◆ **Records shown**:

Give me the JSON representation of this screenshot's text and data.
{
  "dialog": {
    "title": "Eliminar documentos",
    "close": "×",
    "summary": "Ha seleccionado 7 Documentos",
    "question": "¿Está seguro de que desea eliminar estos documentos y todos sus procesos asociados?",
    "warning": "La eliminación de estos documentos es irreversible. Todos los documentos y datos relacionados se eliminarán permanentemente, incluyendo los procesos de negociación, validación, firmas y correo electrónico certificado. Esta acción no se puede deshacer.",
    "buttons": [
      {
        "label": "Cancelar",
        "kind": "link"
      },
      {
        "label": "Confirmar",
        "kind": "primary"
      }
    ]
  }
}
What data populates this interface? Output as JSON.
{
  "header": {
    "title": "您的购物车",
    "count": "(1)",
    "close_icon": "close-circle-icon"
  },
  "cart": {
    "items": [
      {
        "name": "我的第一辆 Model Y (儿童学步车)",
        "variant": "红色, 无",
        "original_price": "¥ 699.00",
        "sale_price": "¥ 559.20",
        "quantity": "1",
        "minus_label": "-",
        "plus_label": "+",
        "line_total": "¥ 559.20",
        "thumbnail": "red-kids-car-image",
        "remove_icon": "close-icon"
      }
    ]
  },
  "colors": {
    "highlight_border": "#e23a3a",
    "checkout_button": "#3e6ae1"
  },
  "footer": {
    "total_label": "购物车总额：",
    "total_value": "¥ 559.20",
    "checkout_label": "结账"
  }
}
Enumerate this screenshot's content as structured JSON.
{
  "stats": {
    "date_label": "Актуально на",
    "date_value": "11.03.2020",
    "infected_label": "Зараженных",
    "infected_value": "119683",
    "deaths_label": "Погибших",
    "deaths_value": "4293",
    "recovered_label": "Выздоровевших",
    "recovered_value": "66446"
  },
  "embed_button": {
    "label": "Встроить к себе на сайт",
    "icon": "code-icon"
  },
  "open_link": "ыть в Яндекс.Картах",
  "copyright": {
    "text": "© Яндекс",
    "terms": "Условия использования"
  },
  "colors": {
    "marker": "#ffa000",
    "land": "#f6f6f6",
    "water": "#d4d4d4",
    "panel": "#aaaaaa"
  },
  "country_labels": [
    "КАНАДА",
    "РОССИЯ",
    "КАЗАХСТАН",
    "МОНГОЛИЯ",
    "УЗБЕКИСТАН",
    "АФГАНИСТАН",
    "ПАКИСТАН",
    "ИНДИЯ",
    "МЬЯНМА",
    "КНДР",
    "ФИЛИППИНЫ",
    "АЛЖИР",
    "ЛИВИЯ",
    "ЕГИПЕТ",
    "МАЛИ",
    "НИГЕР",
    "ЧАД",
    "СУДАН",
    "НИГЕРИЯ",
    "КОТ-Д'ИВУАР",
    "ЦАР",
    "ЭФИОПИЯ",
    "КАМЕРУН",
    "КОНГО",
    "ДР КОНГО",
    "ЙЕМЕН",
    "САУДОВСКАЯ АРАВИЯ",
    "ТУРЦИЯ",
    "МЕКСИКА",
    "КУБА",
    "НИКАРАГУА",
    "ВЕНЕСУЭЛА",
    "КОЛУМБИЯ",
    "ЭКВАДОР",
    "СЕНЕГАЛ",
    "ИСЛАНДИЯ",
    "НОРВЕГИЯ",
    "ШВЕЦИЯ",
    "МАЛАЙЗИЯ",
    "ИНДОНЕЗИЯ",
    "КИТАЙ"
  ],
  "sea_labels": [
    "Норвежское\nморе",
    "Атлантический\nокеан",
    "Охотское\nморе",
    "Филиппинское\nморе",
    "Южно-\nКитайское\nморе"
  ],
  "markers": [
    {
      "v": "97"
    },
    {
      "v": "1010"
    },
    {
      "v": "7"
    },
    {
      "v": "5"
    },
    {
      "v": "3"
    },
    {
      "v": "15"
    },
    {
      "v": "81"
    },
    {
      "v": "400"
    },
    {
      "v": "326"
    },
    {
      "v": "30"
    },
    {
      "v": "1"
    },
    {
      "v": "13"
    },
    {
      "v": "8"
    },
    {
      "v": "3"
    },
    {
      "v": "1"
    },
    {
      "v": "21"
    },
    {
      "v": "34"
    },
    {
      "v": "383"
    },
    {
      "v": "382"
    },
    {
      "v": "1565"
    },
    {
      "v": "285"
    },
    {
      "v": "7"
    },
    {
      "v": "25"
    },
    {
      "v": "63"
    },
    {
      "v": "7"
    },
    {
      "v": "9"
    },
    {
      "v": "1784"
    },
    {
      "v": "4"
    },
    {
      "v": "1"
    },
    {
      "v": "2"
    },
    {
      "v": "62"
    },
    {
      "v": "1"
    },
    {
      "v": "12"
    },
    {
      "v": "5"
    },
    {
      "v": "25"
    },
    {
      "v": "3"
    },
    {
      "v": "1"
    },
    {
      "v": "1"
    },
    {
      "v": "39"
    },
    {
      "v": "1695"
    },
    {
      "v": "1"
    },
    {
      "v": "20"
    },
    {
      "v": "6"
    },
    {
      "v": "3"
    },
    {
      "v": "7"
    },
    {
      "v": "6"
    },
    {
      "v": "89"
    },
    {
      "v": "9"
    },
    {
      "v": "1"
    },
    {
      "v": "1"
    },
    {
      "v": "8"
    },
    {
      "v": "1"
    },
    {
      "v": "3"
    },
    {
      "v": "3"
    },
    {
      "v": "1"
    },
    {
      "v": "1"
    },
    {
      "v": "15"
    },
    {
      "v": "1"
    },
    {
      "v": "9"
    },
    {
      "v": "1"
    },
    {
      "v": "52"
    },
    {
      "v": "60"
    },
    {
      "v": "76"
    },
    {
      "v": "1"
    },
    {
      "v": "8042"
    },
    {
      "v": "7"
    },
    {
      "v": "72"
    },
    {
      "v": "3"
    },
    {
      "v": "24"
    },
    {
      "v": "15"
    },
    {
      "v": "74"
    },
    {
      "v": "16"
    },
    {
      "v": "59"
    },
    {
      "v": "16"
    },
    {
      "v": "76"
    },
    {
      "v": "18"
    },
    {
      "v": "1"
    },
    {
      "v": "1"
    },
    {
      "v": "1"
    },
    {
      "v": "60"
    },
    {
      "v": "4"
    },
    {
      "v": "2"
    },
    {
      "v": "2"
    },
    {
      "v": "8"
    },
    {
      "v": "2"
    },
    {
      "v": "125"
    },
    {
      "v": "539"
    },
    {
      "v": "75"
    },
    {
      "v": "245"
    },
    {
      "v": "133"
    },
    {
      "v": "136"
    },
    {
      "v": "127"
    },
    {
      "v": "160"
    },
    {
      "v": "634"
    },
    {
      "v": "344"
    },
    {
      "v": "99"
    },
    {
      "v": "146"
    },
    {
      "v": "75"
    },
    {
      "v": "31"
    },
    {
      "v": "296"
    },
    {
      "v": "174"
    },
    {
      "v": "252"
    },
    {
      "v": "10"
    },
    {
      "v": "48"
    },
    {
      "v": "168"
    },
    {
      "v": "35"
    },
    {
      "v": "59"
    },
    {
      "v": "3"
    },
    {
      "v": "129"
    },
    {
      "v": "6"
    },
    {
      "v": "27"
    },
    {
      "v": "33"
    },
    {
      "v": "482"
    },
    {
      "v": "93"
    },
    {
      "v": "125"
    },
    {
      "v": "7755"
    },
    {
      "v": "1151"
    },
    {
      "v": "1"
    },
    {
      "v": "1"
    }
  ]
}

◆ **Exercise objective**: Each line of the listing should be echoed back exactly.

◆ **Task answer**:
Give me the JSON representation of this screenshot's text and data.
{
  "dialog": {
    "title": "Eliminar documentos",
    "close": "×",
    "summary": "Ha seleccionado 7 Documentos",
    "question": "¿Está seguro de que desea eliminar estos documentos y todos sus procesos asociados?",
    "warning": "La eliminación de estos documentos es irreversible. Todos los documentos y datos relacionados se eliminarán permanentemente, incluyendo los procesos de negociación, validación, firmas y correo electrónico certificado. Esta acción no se puede deshacer.",
    "buttons": [
      {
        "label": "Cancelar",
        "kind": "link"
      },
      {
        "label": "Confirmar",
        "kind": "primary"
      }
    ]
  }
}
What data populates this interface? Output as JSON.
{
  "header": {
    "title": "您的购物车",
    "count": "(1)",
    "close_icon": "close-circle-icon"
  },
  "cart": {
    "items": [
      {
        "name": "我的第一辆 Model Y (儿童学步车)",
        "variant": "红色, 无",
        "original_price": "¥ 699.00",
        "sale_price": "¥ 559.20",
        "quantity": "1",
        "minus_label": "-",
        "plus_label": "+",
        "line_total": "¥ 559.20",
        "thumbnail": "red-kids-car-image",
        "remove_icon": "close-icon"
      }
    ]
  },
  "colors": {
    "highlight_border": "#e23a3a",
    "checkout_button": "#3e6ae1"
  },
  "footer": {
    "total_label": "购物车总额：",
    "total_value": "¥ 559.20",
    "checkout_label": "结账"
  }
}
Enumerate this screenshot's content as structured JSON.
{
  "stats": {
    "date_label": "Актуально на",
    "date_value": "11.03.2020",
    "infected_label": "Зараженных",
    "infected_value": "119683",
    "deaths_label": "Погибших",
    "deaths_value": "4293",
    "recovered_label": "Выздоровевших",
    "recovered_value": "66446"
  },
  "embed_button": {
    "label": "Встроить к себе на сайт",
    "icon": "code-icon"
  },
  "open_link": "ыть в Яндекс.Картах",
  "copyright": {
    "text": "© Яндекс",
    "terms": "Условия использования"
  },
  "colors": {
    "marker": "#ffa000",
    "land": "#f6f6f6",
    "water": "#d4d4d4",
    "panel": "#aaaaaa"
  },
  "country_labels": [
    "КАНАДА",
    "РОССИЯ",
    "КАЗАХСТАН",
    "МОНГОЛИЯ",
    "УЗБЕКИСТАН",
    "АФГАНИСТАН",
    "ПАКИСТАН",
    "ИНДИЯ",
    "МЬЯНМА",
    "КНДР",
    "ФИЛИППИНЫ",
    "АЛЖИР",
    "ЛИВИЯ",
    "ЕГИПЕТ",
    "МАЛИ",
    "НИГЕР",
    "ЧАД",
    "СУДАН",
    "НИГЕРИЯ",
    "КОТ-Д'ИВУАР",
    "ЦАР",
    "ЭФИОПИЯ",
    "КАМЕРУН",
    "КОНГО",
    "ДР КОНГО",
    "ЙЕМЕН",
    "САУДОВСКАЯ АРАВИЯ",
    "ТУРЦИЯ",
    "МЕКСИКА",
    "КУБА",
    "НИКАРАГУА",
    "ВЕНЕСУЭЛА",
    "КОЛУМБИЯ",
    "ЭКВАДОР",
    "СЕНЕГАЛ",
    "ИСЛАНДИЯ",
    "НОРВЕГИЯ",
    "ШВЕЦИЯ",
    "МАЛАЙЗИЯ",
    "ИНДОНЕЗИЯ",
    "КИТАЙ"
  ],
  "sea_labels": [
    "Норвежское\nморе",
    "Атлантический\nокеан",
    "Охотское\nморе",
    "Филиппинское\nморе",
    "Южно-\nКитайское\nморе"
  ],
  "markers": [
    {
      "v": "97"
    },
    {
      "v": "1010"
    },
    {
      "v": "7"
    },
    {
      "v": "5"
    },
    {
      "v": "3"
    },
    {
      "v": "15"
    },
    {
      "v": "81"
    },
    {
      "v": "400"
    },
    {
      "v": "326"
    },
    {
      "v": "30"
    },
    {
      "v": "1"
    },
    {
      "v": "13"
    },
    {
      "v": "8"
    },
    {
      "v": "3"
    },
    {
      "v": "1"
    },
    {
      "v": "21"
    },
    {
      "v": "34"
    },
    {
      "v": "383"
    },
    {
      "v": "382"
    },
    {
      "v": "1565"
    },
    {
      "v": "285"
    },
    {
      "v": "7"
    },
    {
      "v": "25"
    },
    {
      "v": "63"
    },
    {
      "v": "7"
    },
    {
      "v": "9"
    },
    {
      "v": "1784"
    },
    {
      "v": "4"
    },
    {
      "v": "1"
    },
    {
      "v": "2"
    },
    {
      "v": "62"
    },
    {
      "v": "1"
    },
    {
      "v": "12"
    },
    {
      "v": "5"
    },
    {
      "v": "25"
    },
    {
      "v": "3"
    },
    {
      "v": "1"
    },
    {
      "v": "1"
    },
    {
      "v": "39"
    },
    {
      "v": "1695"
    },
    {
      "v": "1"
    },
    {
      "v": "20"
    },
    {
      "v": "6"
    },
    {
      "v": "3"
    },
    {
      "v": "7"
    },
    {
      "v": "6"
    },
    {
      "v": "89"
    },
    {
      "v": "9"
    },
    {
      "v": "1"
    },
    {
      "v": "1"
    },
    {
      "v": "8"
    },
    {
      "v": "1"
    },
    {
      "v": "3"
    },
    {
      "v": "3"
    },
    {
      "v": "1"
    },
    {
      "v": "1"
    },
    {
      "v": "15"
    },
    {
      "v": "1"
    },
    {
      "v": "9"
    },
    {
      "v": "1"
    },
    {
      "v": "52"
    },
    {
      "v": "60"
    },
    {
      "v": "76"
    },
    {
      "v": "1"
    },
    {
      "v": "8042"
    },
    {
      "v": "7"
    },
    {
      "v": "72"
    },
    {
      "v": "3"
    },
    {
      "v": "24"
    },
    {
      "v": "15"
    },
    {
      "v": "74"
    },
    {
      "v": "16"
    },
    {
      "v": "59"
    },
    {
      "v": "16"
    },
    {
      "v": "76"
    },
    {
      "v": "18"
    },
    {
      "v": "1"
    },
    {
      "v": "1"
    },
    {
      "v": "1"
    },
    {
      "v": "60"
    },
    {
      "v": "4"
    },
    {
      "v": "2"
    },
    {
      "v": "2"
    },
    {
      "v": "8"
    },
    {
      "v": "2"
    },
    {
      "v": "125"
    },
    {
      "v": "539"
    },
    {
      "v": "75"
    },
    {
      "v": "245"
    },
    {
      "v": "133"
    },
    {
      "v": "136"
    },
    {
      "v": "127"
    },
    {
      "v": "160"
    },
    {
      "v": "634"
    },
    {
      "v": "344"
    },
    {
      "v": "99"
    },
    {
      "v": "146"
    },
    {
      "v": "75"
    },
    {
      "v": "31"
    },
    {
      "v": "296"
    },
    {
      "v": "174"
    },
    {
      "v": "252"
    },
    {
      "v": "10"
    },
    {
      "v": "48"
    },
    {
      "v": "168"
    },
    {
      "v": "35"
    },
    {
      "v": "59"
    },
    {
      "v": "3"
    },
    {
      "v": "129"
    },
    {
      "v": "6"
    },
    {
      "v": "27"
    },
    {
      "v": "33"
    },
    {
      "v": "482"
    },
    {
      "v": "93"
    },
    {
      "v": "125"
    },
    {
      "v": "7755"
    },
    {
      "v": "1151"
    },
    {
      "v": "1"
    },
    {
      "v": "1"
    }
  ]
}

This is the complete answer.